# What is required
Set down the whole listing verbatim.

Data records

•••••

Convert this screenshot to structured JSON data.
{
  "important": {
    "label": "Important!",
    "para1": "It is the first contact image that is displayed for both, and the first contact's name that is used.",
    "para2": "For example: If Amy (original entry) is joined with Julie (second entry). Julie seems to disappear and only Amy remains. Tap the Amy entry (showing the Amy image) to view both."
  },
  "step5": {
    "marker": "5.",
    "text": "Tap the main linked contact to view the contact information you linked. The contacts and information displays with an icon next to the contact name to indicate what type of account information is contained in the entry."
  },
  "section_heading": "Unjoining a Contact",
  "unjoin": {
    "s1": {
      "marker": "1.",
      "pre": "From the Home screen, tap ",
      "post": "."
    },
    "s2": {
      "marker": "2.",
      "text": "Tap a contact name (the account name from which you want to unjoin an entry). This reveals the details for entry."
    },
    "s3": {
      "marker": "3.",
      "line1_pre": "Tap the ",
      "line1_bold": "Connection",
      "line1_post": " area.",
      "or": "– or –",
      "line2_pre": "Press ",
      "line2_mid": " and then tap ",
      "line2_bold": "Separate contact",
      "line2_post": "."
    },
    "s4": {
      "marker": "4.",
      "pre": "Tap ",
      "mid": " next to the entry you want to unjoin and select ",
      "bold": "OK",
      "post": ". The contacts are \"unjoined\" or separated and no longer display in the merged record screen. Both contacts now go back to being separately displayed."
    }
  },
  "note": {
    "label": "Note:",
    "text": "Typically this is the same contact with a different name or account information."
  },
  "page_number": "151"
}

•••••

# Complete response
Convert this screenshot to structured JSON data.
{
  "important": {
    "label": "Important!",
    "para1": "It is the first contact image that is displayed for both, and the first contact's name that is used.",
    "para2": "For example: If Amy (original entry) is joined with Julie (second entry). Julie seems to disappear and only Amy remains. Tap the Amy entry (showing the Amy image) to view both."
  },
  "step5": {
    "marker": "5.",
    "text": "Tap the main linked contact to view the contact information you linked. The contacts and information displays with an icon next to the contact name to indicate what type of account information is contained in the entry."
  },
  "section_heading": "Unjoining a Contact",
  "unjoin": {
    "s1": {
      "marker": "1.",
      "pre": "From the Home screen, tap ",
      "post": "."
    },
    "s2": {
      "marker": "2.",
      "text": "Tap a contact name (the account name from which you want to unjoin an entry). This reveals the details for entry."
    },
    "s3": {
      "marker": "3.",
      "line1_pre": "Tap the ",
      "line1_bold": "Connection",
      "line1_post": " area.",
      "or": "– or –",
      "line2_pre": "Press ",
      "line2_mid": " and then tap ",
      "line2_bold": "Separate contact",
      "line2_post": "."
    },
    "s4": {
      "marker": "4.",
      "pre": "Tap ",
      "mid": " next to the entry you want to unjoin and select ",
      "bold": "OK",
      "post": ". The contacts are \"unjoined\" or separated and no longer display in the merged record screen. Both contacts now go back to being separately displayed."
    }
  },
  "note": {
    "label": "Note:",
    "text": "Typically this is the same contact with a different name or account information."
  },
  "page_number": "151"
}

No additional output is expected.